Requirement A =
Answer these questions about the post on ketamine clinics:
(i) Where has the writer worked?
(ii) Which type of physician does the writer question going into mental health treatment?
(iii) What medication does the writer warn against handing out ketamine as if it were?
Requirement B = Can you update the post on ketamine clinics by writing it out again, beginning at the words "And if even" and stopping after "is bad medicine.", with "clinic" changed to "practice"?

== Quoted passage

I don't have much experience but I have worked with a researcher in this field and at a private hospital that was doing research in it.
My opinion, ketamine can be a very useful medication but I have serious doubts that many if not most of the ketamine clinics out there are drug dealers with white coats.
Why?
Well first ask yourself why would an anesthesiologist, the one type of physician even want to go into mental health treatment, a field they know so little about with their training?
And to give a medication with no established standard of care, no FDA approval for depression, no professional societal approval, with that medication having a strong abuse potential, all the while charging huge amounts of money for it?
And if even a physician wanted to give it with good intent shouldn't they be giving it only for severe and/or treatment resistant cases of depression? Then why a clinic that is advertising as if they want to give it to anyone even with mild depression and charging huge fees that are above standard treatments for depression?
Again ketamine will have IMHO a place in depression treatment that is more standard and patients can benefit from it now if it's severe enough but to give it out as if it's an SSRI so long as the patient it willing to give money IMHO is bad medicine.

====
== Information provided

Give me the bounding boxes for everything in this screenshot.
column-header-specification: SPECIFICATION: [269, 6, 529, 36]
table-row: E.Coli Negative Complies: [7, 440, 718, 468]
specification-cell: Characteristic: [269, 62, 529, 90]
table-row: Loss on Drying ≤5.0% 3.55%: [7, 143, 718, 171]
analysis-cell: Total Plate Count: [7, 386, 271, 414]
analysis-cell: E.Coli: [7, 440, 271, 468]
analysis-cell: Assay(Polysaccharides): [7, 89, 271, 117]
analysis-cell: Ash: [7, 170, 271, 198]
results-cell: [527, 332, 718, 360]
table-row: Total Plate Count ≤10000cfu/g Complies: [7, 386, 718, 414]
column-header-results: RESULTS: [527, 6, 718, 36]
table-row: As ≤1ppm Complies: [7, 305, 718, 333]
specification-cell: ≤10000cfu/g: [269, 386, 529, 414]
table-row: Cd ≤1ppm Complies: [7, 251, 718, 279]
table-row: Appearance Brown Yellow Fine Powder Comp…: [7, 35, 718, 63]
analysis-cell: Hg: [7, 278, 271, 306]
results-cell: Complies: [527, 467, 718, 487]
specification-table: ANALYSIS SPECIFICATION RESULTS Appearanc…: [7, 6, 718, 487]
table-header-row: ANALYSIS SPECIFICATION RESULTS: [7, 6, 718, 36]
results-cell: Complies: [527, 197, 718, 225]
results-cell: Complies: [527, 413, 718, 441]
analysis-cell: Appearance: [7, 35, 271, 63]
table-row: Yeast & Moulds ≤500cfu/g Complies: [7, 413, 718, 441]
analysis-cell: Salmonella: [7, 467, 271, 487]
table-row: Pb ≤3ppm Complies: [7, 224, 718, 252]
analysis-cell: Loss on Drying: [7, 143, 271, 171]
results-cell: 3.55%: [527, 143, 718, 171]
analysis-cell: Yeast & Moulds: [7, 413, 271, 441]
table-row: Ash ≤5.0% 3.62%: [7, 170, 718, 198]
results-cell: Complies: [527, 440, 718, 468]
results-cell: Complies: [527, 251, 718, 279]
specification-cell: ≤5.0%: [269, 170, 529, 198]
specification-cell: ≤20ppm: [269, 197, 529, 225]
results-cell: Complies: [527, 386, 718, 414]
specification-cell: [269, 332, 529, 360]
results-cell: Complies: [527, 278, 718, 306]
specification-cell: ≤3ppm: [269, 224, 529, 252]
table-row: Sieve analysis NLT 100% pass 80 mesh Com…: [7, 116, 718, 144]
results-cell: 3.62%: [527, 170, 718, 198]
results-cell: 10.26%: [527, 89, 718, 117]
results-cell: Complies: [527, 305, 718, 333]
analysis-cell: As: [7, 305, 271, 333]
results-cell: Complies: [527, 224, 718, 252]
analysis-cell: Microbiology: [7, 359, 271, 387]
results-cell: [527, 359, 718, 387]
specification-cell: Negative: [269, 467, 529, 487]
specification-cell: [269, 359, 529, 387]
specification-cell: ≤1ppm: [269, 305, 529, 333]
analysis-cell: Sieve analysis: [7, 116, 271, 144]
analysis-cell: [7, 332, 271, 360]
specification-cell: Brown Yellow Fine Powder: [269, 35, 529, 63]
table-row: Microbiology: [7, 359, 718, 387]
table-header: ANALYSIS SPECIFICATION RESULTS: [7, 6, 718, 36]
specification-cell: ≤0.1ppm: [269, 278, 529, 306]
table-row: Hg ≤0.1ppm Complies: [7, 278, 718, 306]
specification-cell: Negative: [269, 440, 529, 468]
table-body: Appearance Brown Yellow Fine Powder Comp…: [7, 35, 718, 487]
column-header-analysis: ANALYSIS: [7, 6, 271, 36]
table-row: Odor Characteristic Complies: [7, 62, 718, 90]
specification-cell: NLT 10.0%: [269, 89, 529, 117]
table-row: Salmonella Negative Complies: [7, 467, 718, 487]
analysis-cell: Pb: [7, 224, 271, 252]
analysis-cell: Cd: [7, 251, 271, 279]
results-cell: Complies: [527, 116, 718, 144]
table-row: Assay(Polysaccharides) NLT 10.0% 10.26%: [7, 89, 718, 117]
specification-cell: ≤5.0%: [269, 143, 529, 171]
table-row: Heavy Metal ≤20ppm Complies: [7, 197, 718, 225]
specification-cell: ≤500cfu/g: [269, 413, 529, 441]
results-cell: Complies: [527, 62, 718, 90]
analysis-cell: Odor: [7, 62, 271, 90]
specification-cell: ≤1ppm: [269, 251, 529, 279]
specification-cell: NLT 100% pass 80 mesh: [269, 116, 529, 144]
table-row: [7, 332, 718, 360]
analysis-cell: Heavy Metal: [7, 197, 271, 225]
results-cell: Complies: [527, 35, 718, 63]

====

Reply A =
(i) With a researcher in this field and at a private hospital that was doing research in it.
(ii) An anesthesiologist.
(iii) An SSRI.

Reply B =
And if even a physician wanted to give it with good intent shouldn't they be giving it only for severe and/or treatment resistant cases of depression? Then why a practice that is advertising as if they want to give it to anyone even with mild depression and charging huge fees that are above standard treatments for depression?
Again ketamine will have IMHO a place in depression treatment that is more standard and patients can benefit from it now if it's severe enough but to give it out as if it's an SSRI so long as the patient it willing to give money IMHO is bad medicine.